# Exercise objective:
Locate all lines with the word "bestemt" and copy them out.

# Recorded data:
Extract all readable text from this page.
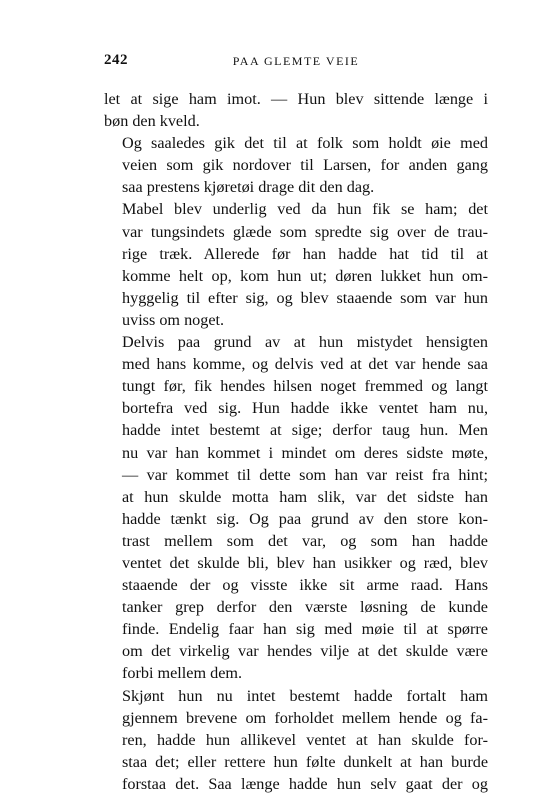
242	PAA GLEMTE VEIE

let at sige ham imot. — Hun blev sittende længe i
bøn den kveld.

Og saaledes gik det til at folk som holdt øie med
veien som gik nordover til Larsen, for anden gang
saa prestens kjøretøi drage dit den dag.

Mabel blev underlig ved da hun fik se ham; det
var tungsindets glæde som spredte sig over de trau-
rige træk. Allerede før han hadde hat tid til at
komme helt op, kom hun ut; døren lukket hun om-
hyggelig til efter sig, og blev staaende som var hun
uviss om noget.

Delvis paa grund av at hun mistydet hensigten
med hans komme, og delvis ved at det var hende saa
tungt før, fik hendes hilsen noget fremmed og langt
bortefra ved sig. Hun hadde ikke ventet ham nu,
hadde intet bestemt at sige; derfor taug hun. Men
nu var han kommet i mindet om deres sidste møte,
— var kommet til dette som han var reist fra hint;
at hun skulde motta ham slik, var det sidste han
hadde tænkt sig. Og paa grund av den store kon-
trast mellem som det var, og som han hadde
ventet det skulde bli, blev han usikker og ræd, blev
staaende der og visste ikke sit arme raad. Hans
tanker grep derfor den værste løsning de kunde
finde. Endelig faar han sig med møie til at spørre
om det virkelig var hendes vilje at det skulde være
forbi mellem dem.

Skjønt hun nu intet bestemt hadde fortalt ham
gjennem brevene om forholdet mellem hende og fa-
ren, hadde hun allikevel ventet at han skulde for-
staa det; eller rettere hun følte dunkelt at han burde
forstaa det. Saa længe hadde hun selv gaat der og
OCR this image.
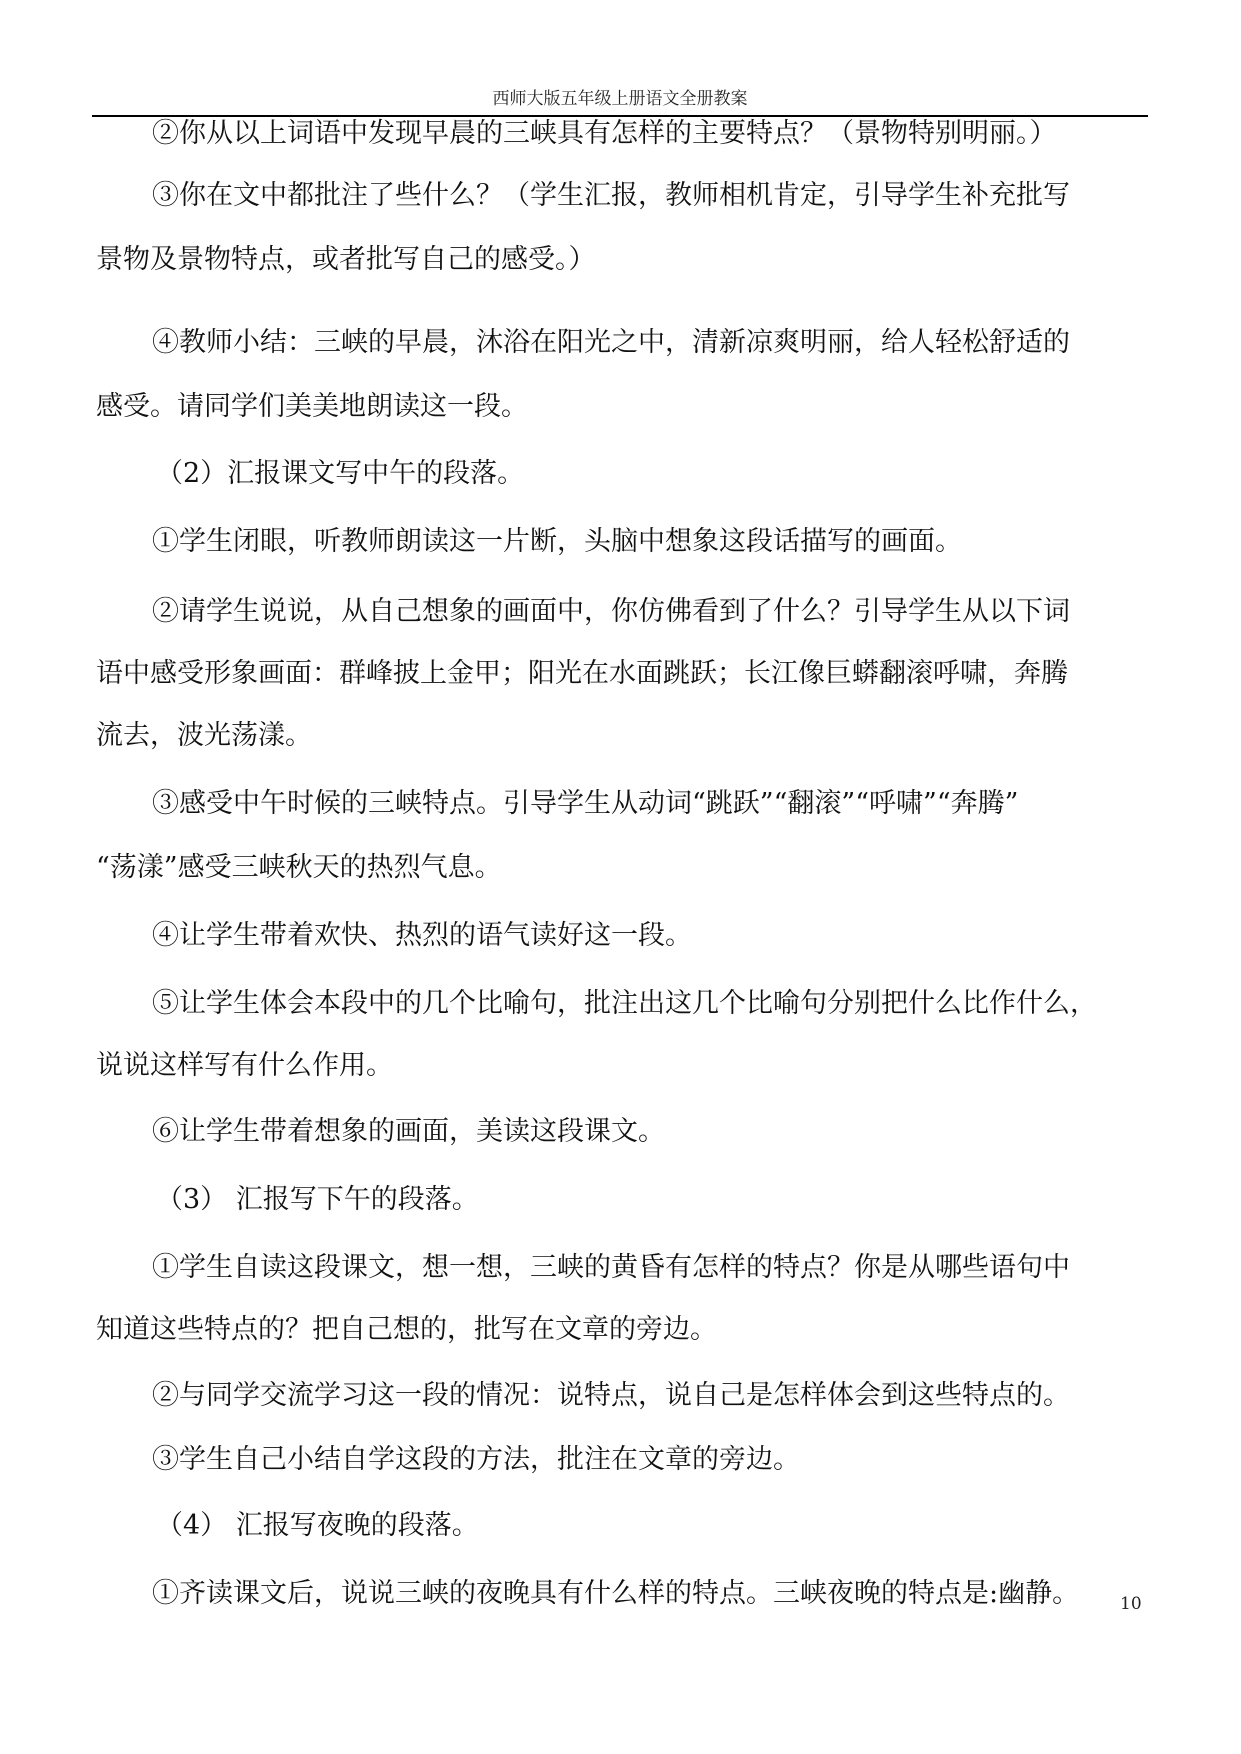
西师大版五年级上册语文全册教案
②你从以上词语中发现早晨的三峡具有怎样的主要特点？（景物特别明丽。）
③你在文中都批注了些什么？（学生汇报，教师相机肯定，引导学生补充批写
景物及景物特点，或者批写自己的感受。）
④教师小结：三峡的早晨，沐浴在阳光之中，清新凉爽明丽，给人轻松舒适的
感受。请同学们美美地朗读这一段。
（2）汇报课文写中午的段落。
①学生闭眼，听教师朗读这一片断，头脑中想象这段话描写的画面。
②请学生说说，从自己想象的画面中，你仿佛看到了什么？引导学生从以下词
语中感受形象画面：群峰披上金甲；阳光在水面跳跃；长江像巨蟒翻滚呼啸，奔腾
流去，波光荡漾。
③感受中午时候的三峡特点。引导学生从动词“跳跃”“翻滚”“呼啸”“奔腾”
“荡漾”感受三峡秋天的热烈气息。
④让学生带着欢快、热烈的语气读好这一段。
⑤让学生体会本段中的几个比喻句，批注出这几个比喻句分别把什么比作什么，
说说这样写有什么作用。
⑥让学生带着想象的画面，美读这段课文。
（3） 汇报写下午的段落。
①学生自读这段课文，想一想，三峡的黄昏有怎样的特点？你是从哪些语句中
知道这些特点的？把自己想的，批写在文章的旁边。
②与同学交流学习这一段的情况：说特点，说自己是怎样体会到这些特点的。
③学生自己小结自学这段的方法，批注在文章的旁边。
（4） 汇报写夜晚的段落。
①齐读课文后，说说三峡的夜晚具有什么样的特点。三峡夜晚的特点是:幽静。	10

# Response:
hadde intet bestemt at sige; derfor taug hun. Men
Skjønt hun nu intet bestemt hadde fortalt ham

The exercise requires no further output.